**REQUEST**
Copy each line below that contains "Advantages".
-- START RECORD EXTRACTS --
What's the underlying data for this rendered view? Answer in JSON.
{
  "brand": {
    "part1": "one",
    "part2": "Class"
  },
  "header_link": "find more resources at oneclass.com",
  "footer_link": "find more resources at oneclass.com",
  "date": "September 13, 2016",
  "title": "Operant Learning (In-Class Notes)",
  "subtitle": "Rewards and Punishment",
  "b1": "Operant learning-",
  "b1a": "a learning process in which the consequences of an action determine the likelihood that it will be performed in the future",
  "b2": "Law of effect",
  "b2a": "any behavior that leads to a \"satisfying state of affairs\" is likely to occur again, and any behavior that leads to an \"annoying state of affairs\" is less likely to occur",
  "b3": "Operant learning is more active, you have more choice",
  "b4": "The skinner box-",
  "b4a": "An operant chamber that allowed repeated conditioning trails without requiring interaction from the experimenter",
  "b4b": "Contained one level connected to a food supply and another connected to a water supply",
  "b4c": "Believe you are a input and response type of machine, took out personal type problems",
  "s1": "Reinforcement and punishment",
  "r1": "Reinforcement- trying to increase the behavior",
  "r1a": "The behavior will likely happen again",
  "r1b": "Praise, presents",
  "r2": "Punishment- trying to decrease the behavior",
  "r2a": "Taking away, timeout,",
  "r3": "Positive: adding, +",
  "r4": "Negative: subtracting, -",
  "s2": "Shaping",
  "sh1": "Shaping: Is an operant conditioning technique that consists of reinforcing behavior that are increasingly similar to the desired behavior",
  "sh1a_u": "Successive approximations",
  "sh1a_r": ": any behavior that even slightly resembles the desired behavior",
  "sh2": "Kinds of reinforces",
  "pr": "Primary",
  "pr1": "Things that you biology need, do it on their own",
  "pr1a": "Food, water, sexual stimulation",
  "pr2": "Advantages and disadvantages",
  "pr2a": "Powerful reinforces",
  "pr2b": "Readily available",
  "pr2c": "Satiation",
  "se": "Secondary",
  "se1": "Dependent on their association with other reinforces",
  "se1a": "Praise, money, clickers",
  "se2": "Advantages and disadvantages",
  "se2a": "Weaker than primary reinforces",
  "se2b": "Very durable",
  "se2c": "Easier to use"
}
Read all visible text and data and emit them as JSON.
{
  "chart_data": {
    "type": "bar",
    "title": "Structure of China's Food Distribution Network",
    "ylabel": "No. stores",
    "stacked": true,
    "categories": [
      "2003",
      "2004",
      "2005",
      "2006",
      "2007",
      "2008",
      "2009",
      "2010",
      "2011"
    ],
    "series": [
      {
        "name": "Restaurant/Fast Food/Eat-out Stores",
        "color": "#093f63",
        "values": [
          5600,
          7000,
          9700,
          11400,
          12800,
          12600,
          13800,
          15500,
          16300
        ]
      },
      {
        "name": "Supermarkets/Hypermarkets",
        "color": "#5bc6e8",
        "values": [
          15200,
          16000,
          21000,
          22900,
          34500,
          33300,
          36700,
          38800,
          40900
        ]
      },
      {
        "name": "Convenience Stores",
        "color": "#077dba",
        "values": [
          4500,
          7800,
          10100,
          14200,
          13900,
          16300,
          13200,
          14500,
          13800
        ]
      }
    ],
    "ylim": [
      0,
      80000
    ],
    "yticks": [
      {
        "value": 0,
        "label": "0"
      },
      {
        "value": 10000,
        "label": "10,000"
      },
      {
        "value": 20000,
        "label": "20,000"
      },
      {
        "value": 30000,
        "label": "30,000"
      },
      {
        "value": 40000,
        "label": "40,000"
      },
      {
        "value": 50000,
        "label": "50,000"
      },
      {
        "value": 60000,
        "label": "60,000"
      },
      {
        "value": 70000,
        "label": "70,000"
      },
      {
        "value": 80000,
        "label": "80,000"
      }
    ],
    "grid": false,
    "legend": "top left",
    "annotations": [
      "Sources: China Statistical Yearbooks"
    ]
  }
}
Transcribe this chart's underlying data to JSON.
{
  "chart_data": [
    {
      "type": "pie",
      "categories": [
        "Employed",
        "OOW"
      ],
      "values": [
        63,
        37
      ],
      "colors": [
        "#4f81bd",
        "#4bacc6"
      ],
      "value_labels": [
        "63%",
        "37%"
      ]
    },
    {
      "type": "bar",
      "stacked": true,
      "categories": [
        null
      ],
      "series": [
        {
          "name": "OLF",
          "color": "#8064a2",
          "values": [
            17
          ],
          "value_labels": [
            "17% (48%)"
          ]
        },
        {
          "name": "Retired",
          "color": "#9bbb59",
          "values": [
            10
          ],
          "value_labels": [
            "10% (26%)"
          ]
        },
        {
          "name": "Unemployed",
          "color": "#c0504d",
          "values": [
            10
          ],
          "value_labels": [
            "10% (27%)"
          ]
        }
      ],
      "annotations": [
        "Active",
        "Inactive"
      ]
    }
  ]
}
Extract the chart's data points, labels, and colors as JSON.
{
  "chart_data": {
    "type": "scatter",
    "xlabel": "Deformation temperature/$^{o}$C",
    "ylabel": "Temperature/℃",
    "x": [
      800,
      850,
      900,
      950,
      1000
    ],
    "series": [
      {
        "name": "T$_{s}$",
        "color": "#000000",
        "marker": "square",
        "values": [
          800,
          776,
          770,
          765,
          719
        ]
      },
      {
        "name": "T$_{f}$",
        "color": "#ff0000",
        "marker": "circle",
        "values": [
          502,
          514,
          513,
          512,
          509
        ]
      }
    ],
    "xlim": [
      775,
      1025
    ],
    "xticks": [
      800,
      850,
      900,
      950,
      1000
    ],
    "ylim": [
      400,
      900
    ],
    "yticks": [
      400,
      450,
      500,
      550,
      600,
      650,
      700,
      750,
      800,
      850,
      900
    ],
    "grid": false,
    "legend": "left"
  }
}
-- END RECORD EXTRACTS --
**RESPONSE FOR THIS EXERCISE**
  "pr2": "Advantages and disadvantages",
  "se2": "Advantages and disadvantages",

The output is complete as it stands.